■ Document:

Thursday, January 26, 2006

More Morsels of Truth from ESF Winter Conference

I really enjoyed the conference on church growth at Dryden. It was not your typical Willow Creek or Saddleback church growth conference either! It was guys who are doing ministry in real life small churches throughout NY state. Real ministries of less than 200 members in communities of less than 2000. (Dave Whiting excepted -- Rochester). Each man said it in his own way, but each put a disclaimer on their messages -- "I am not an expert". While I appreciate their humility and sense of perspective, their caveats leave me wondering who will be the model? Who will set the standard or blaze a trail of excellence and say "Thus far hath God brought me -- By His grace I stand". I want to have lots of great men who are serving well surrounding me as a great cloud of witnesses. (ala Hebrews 12:1)

I have tried to boil these seven sessions (each with a man of God who clearly shared his passion in the areas of church growth and health) down to a couple of great thoughts that impacted me or that I want to try and improve in my ministry. What a tough job. But here is the second installment of that attempt:

1. The danger in church growth seminars is that we try to apply someone else’s techniques to our situation. Our standard for leadership is that of Christ. The good Shepherd gives his life for the sheep. (not His death on the cross, his daily sacrifice for the good of the disciples) *Even to the point of suffering wrongly. [Paul P]

2. Our contentment must be found in investing your self into someone else. A church exists to build people in Christ. If we strive for bigger/better we are chasing a fleeting dream. It will never big enough or good enough.

■ Collected data:
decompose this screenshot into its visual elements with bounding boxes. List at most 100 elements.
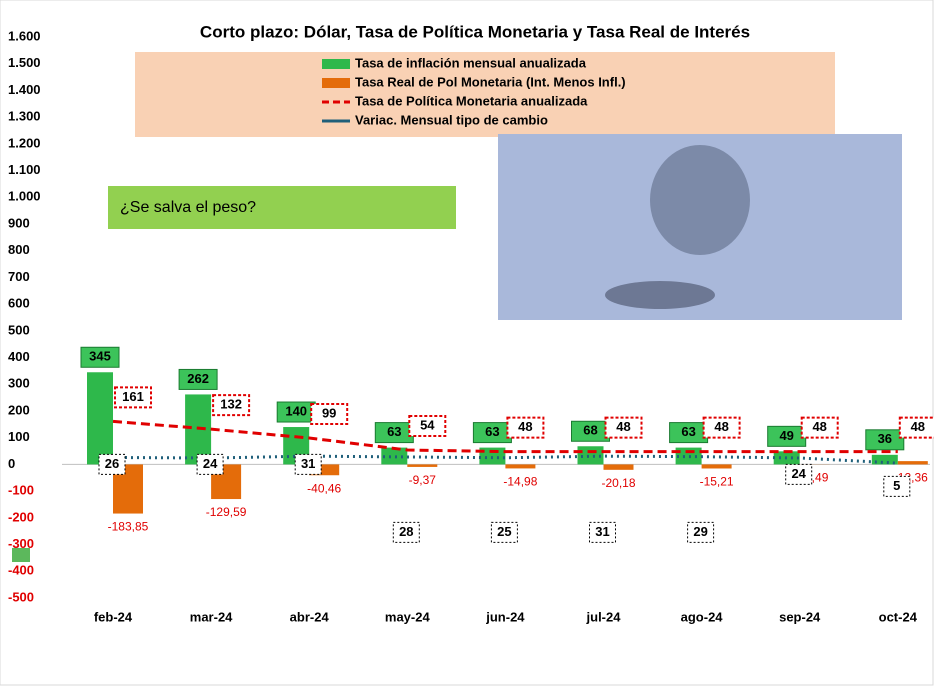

■ Given problem 1: Print the passage of the church growth conference post starting with "I have tried" and going on through "or good enough.", word for word.
■ Given problem 2: Carry on the post about the church growth conference from the point where it stops.

■ Response 1:
I have tried to boil these seven sessions (each with a man of God who clearly shared his passion in the areas of church growth and health) down to a couple of great thoughts that impacted me or that I want to try and improve in my ministry. What a tough job. But here is the second installment of that attempt:

1. The danger in church growth seminars is that we try to apply someone else’s techniques to our situation. Our standard for leadership is that of Christ. The good Shepherd gives his life for the sheep. (not His death on the cross, his daily sacrifice for the good of the disciples) *Even to the point of suffering wrongly. [Paul P]

2. Our contentment must be found in investing your self into someone else. A church exists to build people in Christ. If we strive for bigger/better we are chasing a fleeting dream. It will never big enough or good enough.

■ Response 2:
3. We may have slipped into “acceptable modes of fleshliness”. Is my sacrifice to be [accepted, noticed, thanked, successful, an authority]? Or is my personal sacrifice to be of service to God? [Paul P]

4. Get rid of fear -- there is no place for it in our ministry! We are not going to do it perfectly, so don't let perfectionistic tendencies stymy action! [Paul P]

5. Have they (the people in the church, YG, SS class, etc.) seen an attitude of self-sacrifice in me? Have I modeled Christ before my flock? Or have I embellished my sacrifice for personal gain (ala Annanias and Sapphira)? The best sacrifice is modeled after the perfect love of 1 Corinthians 13. If I sacrifice my body, but have not love I am like a clanging cymbal! Romans 12:1-2 says that I am committed to sacrifice! [Paul P]

6. We must avoid falling into the trap of giving up on preaching. There are five reasons why we need a healthy diet of expositional preaching in our churches:
a) preaching Scriptures leads people to salvation [1 Timothy 3:15];
b) preaching Scriptures leads people to maturity [3:16-17];
c) God has commanded us to preach! [4:1-2];
d) the Scriptures are a supernatural book [Hebrew 4:12];
e) the Scriptures are exalted by God [Psalm 138:2] [Dave W]

7. Preach truth not preference; do not blur the lines. [Dave W]

8. Being boring is not just sad – it’s sinful. [Dave W]
By the way, Dave was not boring! He mastered the use of Powerpoint in sermon presentation. He did a cool thing with the Scriptures too. He used white letters to singnify the parts that he would read and included phrases of emphasis in yellow for the congregation to read in unison. It worked really well.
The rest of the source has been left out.